• WHAT YOU NEED TO DO: Write out every entry word for word.

• THE INPUT:
····················

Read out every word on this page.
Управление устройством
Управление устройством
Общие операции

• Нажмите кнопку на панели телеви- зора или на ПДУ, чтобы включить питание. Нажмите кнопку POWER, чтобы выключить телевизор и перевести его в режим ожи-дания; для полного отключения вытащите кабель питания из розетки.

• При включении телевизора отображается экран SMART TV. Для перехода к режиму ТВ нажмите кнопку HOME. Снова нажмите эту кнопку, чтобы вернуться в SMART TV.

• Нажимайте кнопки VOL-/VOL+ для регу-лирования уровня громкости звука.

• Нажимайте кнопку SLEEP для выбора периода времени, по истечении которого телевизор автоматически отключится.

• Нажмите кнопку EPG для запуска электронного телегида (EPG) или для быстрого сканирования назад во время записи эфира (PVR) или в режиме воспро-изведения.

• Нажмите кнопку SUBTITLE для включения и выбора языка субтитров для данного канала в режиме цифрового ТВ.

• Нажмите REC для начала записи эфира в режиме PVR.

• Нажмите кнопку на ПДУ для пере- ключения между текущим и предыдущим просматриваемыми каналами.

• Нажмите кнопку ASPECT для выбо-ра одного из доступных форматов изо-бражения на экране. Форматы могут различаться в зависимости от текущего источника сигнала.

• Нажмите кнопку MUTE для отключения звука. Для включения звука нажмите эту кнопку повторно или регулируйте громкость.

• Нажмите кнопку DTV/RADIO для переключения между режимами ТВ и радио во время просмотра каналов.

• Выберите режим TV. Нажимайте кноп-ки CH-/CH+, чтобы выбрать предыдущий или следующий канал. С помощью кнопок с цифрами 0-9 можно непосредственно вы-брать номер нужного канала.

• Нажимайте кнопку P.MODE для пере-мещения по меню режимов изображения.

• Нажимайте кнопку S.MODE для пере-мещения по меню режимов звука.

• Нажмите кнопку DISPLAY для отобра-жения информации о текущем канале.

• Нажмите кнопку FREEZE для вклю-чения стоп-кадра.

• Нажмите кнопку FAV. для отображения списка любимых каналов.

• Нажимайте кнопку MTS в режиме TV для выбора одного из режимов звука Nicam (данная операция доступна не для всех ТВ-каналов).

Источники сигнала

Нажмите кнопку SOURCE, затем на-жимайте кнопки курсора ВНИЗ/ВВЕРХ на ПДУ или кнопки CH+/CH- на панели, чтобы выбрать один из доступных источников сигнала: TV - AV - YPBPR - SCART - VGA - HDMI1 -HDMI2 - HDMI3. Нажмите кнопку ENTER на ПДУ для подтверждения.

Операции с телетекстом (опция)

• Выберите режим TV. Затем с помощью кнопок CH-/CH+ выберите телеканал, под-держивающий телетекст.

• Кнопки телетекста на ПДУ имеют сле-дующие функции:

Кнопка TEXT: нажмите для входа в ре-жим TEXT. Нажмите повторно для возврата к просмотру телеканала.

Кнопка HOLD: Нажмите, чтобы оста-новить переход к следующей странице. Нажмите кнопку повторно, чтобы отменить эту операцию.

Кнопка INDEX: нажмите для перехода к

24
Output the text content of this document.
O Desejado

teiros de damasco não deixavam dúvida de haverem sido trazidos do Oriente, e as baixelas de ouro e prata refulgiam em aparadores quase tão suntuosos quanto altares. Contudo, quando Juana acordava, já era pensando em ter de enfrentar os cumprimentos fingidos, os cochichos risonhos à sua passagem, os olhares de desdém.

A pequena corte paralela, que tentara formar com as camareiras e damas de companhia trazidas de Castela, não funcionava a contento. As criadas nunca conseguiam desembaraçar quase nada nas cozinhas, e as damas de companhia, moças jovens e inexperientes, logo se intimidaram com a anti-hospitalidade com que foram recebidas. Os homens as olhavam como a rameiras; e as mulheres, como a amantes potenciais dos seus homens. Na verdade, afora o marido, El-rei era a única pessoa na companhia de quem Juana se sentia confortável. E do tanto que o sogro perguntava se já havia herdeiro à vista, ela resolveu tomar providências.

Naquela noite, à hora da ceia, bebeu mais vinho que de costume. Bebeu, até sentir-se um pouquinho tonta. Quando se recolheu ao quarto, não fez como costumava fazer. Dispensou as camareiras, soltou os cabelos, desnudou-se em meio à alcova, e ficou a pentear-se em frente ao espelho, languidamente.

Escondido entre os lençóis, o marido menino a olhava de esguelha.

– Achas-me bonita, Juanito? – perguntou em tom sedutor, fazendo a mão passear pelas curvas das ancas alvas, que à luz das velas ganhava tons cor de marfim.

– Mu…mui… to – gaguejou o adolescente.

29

····················

• RESPONSE TO THE TASK:
Read out every word on this page.
Управление устройством
Управление устройством
Общие операции

• Нажмите кнопку на панели телеви- зора или на ПДУ, чтобы включить питание. Нажмите кнопку POWER, чтобы выключить телевизор и перевести его в режим ожи-дания; для полного отключения вытащите кабель питания из розетки.

• При включении телевизора отображается экран SMART TV. Для перехода к режиму ТВ нажмите кнопку HOME. Снова нажмите эту кнопку, чтобы вернуться в SMART TV.

• Нажимайте кнопки VOL-/VOL+ для регу-лирования уровня громкости звука.

• Нажимайте кнопку SLEEP для выбора периода времени, по истечении которого телевизор автоматически отключится.

• Нажмите кнопку EPG для запуска электронного телегида (EPG) или для быстрого сканирования назад во время записи эфира (PVR) или в режиме воспро-изведения.

• Нажмите кнопку SUBTITLE для включения и выбора языка субтитров для данного канала в режиме цифрового ТВ.

• Нажмите REC для начала записи эфира в режиме PVR.

• Нажмите кнопку на ПДУ для пере- ключения между текущим и предыдущим просматриваемыми каналами.

• Нажмите кнопку ASPECT для выбо-ра одного из доступных форматов изо-бражения на экране. Форматы могут различаться в зависимости от текущего источника сигнала.

• Нажмите кнопку MUTE для отключения звука. Для включения звука нажмите эту кнопку повторно или регулируйте громкость.

• Нажмите кнопку DTV/RADIO для переключения между режимами ТВ и радио во время просмотра каналов.

• Выберите режим TV. Нажимайте кноп-ки CH-/CH+, чтобы выбрать предыдущий или следующий канал. С помощью кнопок с цифрами 0-9 можно непосредственно вы-брать номер нужного канала.

• Нажимайте кнопку P.MODE для пере-мещения по меню режимов изображения.

• Нажимайте кнопку S.MODE для пере-мещения по меню режимов звука.

• Нажмите кнопку DISPLAY для отобра-жения информации о текущем канале.

• Нажмите кнопку FREEZE для вклю-чения стоп-кадра.

• Нажмите кнопку FAV. для отображения списка любимых каналов.

• Нажимайте кнопку MTS в режиме TV для выбора одного из режимов звука Nicam (данная операция доступна не для всех ТВ-каналов).

Источники сигнала

Нажмите кнопку SOURCE, затем на-жимайте кнопки курсора ВНИЗ/ВВЕРХ на ПДУ или кнопки CH+/CH- на панели, чтобы выбрать один из доступных источников сигнала: TV - AV - YPBPR - SCART - VGA - HDMI1 -HDMI2 - HDMI3. Нажмите кнопку ENTER на ПДУ для подтверждения.

Операции с телетекстом (опция)

• Выберите режим TV. Затем с помощью кнопок CH-/CH+ выберите телеканал, под-держивающий телетекст.

• Кнопки телетекста на ПДУ имеют сле-дующие функции:

Кнопка TEXT: нажмите для входа в ре-жим TEXT. Нажмите повторно для возврата к просмотру телеканала.

Кнопка HOLD: Нажмите, чтобы оста-новить переход к следующей странице. Нажмите кнопку повторно, чтобы отменить эту операцию.

Кнопка INDEX: нажмите для перехода к

24
Output the text content of this document.
O Desejado

teiros de damasco não deixavam dúvida de haverem sido trazidos do Oriente, e as baixelas de ouro e prata refulgiam em aparadores quase tão suntuosos quanto altares. Contudo, quando Juana acordava, já era pensando em ter de enfrentar os cumprimentos fingidos, os cochichos risonhos à sua passagem, os olhares de desdém.

A pequena corte paralela, que tentara formar com as camareiras e damas de companhia trazidas de Castela, não funcionava a contento. As criadas nunca conseguiam desembaraçar quase nada nas cozinhas, e as damas de companhia, moças jovens e inexperientes, logo se intimidaram com a anti-hospitalidade com que foram recebidas. Os homens as olhavam como a rameiras; e as mulheres, como a amantes potenciais dos seus homens. Na verdade, afora o marido, El-rei era a única pessoa na companhia de quem Juana se sentia confortável. E do tanto que o sogro perguntava se já havia herdeiro à vista, ela resolveu tomar providências.

Naquela noite, à hora da ceia, bebeu mais vinho que de costume. Bebeu, até sentir-se um pouquinho tonta. Quando se recolheu ao quarto, não fez como costumava fazer. Dispensou as camareiras, soltou os cabelos, desnudou-se em meio à alcova, e ficou a pentear-se em frente ao espelho, languidamente.

Escondido entre os lençóis, o marido menino a olhava de esguelha.

– Achas-me bonita, Juanito? – perguntou em tom sedutor, fazendo a mão passear pelas curvas das ancas alvas, que à luz das velas ganhava tons cor de marfim.

– Mu…mui… to – gaguejou o adolescente.

29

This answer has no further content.